> [What you will do]
Copy the items verbatim, everything from the very first line down to and including the line that contains "Text: 125: 125 [456, 1010, 472, 1017]".
------------
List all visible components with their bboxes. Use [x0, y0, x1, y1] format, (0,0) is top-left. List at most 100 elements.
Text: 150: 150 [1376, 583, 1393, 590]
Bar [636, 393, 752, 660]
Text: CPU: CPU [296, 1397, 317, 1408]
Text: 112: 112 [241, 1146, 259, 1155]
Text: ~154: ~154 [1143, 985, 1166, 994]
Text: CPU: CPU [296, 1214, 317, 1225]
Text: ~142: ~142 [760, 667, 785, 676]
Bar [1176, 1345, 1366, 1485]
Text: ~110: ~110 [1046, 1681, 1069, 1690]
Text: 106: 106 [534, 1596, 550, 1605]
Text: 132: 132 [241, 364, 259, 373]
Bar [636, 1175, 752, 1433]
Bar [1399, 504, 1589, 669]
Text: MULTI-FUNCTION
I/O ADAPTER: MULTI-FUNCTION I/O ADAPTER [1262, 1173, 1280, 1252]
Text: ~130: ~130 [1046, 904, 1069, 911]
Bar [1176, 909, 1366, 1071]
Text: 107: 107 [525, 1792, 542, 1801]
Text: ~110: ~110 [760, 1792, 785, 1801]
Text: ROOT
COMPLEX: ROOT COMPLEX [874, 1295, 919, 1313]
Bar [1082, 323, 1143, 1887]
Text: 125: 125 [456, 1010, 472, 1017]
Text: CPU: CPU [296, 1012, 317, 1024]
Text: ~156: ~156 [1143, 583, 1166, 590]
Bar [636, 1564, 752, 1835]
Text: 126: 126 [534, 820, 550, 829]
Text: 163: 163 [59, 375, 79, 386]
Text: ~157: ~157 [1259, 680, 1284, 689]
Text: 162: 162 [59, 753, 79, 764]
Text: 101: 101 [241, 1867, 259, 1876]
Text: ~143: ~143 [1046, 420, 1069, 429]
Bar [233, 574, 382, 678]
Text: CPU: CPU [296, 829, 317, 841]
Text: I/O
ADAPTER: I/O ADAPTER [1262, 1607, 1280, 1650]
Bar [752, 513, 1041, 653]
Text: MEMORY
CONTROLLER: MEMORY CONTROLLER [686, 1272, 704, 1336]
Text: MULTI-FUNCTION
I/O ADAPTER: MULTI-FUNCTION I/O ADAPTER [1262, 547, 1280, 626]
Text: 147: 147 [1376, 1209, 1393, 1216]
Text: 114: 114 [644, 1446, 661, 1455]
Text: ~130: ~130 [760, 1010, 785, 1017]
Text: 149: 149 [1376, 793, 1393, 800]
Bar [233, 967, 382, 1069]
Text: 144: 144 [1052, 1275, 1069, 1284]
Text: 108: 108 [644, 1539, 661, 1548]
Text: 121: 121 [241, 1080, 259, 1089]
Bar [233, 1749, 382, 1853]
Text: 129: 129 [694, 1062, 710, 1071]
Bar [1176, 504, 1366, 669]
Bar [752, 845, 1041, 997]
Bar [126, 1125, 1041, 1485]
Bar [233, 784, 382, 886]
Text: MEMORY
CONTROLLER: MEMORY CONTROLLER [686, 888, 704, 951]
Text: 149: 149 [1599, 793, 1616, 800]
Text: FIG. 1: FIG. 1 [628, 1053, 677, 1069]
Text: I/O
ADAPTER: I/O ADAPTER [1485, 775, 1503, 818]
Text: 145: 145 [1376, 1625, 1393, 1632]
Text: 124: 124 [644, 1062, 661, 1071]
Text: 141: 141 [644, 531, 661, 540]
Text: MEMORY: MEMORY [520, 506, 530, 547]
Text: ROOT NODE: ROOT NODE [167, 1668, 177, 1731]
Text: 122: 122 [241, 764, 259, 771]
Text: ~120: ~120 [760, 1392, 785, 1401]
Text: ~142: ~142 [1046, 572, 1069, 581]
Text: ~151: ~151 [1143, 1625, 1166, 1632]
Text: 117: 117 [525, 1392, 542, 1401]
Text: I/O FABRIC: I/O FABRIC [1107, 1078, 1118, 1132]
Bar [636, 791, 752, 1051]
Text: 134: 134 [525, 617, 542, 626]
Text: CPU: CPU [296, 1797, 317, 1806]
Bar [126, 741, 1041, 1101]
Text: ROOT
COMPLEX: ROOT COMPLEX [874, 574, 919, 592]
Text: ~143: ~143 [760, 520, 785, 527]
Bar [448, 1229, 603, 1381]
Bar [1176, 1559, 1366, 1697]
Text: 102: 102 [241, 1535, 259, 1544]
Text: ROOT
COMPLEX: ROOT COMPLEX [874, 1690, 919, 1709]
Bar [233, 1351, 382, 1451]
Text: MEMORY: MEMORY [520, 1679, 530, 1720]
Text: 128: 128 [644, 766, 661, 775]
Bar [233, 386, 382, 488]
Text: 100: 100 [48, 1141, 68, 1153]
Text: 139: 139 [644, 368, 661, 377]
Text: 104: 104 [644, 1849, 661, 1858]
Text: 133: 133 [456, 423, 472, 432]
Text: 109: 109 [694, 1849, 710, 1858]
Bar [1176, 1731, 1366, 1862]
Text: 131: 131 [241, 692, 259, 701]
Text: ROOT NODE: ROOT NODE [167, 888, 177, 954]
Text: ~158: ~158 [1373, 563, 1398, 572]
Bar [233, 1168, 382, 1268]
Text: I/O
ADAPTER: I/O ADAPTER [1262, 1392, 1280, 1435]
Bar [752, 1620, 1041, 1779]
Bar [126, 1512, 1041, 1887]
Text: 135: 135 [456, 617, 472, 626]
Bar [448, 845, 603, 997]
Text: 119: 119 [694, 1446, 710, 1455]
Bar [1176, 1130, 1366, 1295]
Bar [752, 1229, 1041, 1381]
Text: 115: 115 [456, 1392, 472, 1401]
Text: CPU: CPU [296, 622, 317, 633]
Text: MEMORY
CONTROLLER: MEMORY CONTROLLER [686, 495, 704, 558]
------------
> [Solution for this problem]
List all visible components with their bboxes. Use [x0, y0, x1, y1] format, (0,0) is top-left. List at most 100 elements.
Text: 150: 150 [1376, 583, 1393, 590]
Bar [636, 393, 752, 660]
Text: CPU: CPU [296, 1397, 317, 1408]
Text: 112: 112 [241, 1146, 259, 1155]
Text: ~154: ~154 [1143, 985, 1166, 994]
Text: CPU: CPU [296, 1214, 317, 1225]
Text: ~142: ~142 [760, 667, 785, 676]
Bar [1176, 1345, 1366, 1485]
Text: ~110: ~110 [1046, 1681, 1069, 1690]
Text: 106: 106 [534, 1596, 550, 1605]
Text: 132: 132 [241, 364, 259, 373]
Bar [636, 1175, 752, 1433]
Bar [1399, 504, 1589, 669]
Text: MULTI-FUNCTION
I/O ADAPTER: MULTI-FUNCTION I/O ADAPTER [1262, 1173, 1280, 1252]
Text: ~130: ~130 [1046, 904, 1069, 911]
Bar [1176, 909, 1366, 1071]
Text: 107: 107 [525, 1792, 542, 1801]
Text: ~110: ~110 [760, 1792, 785, 1801]
Text: ROOT
COMPLEX: ROOT COMPLEX [874, 1295, 919, 1313]
Bar [1082, 323, 1143, 1887]
Text: 125: 125 [456, 1010, 472, 1017]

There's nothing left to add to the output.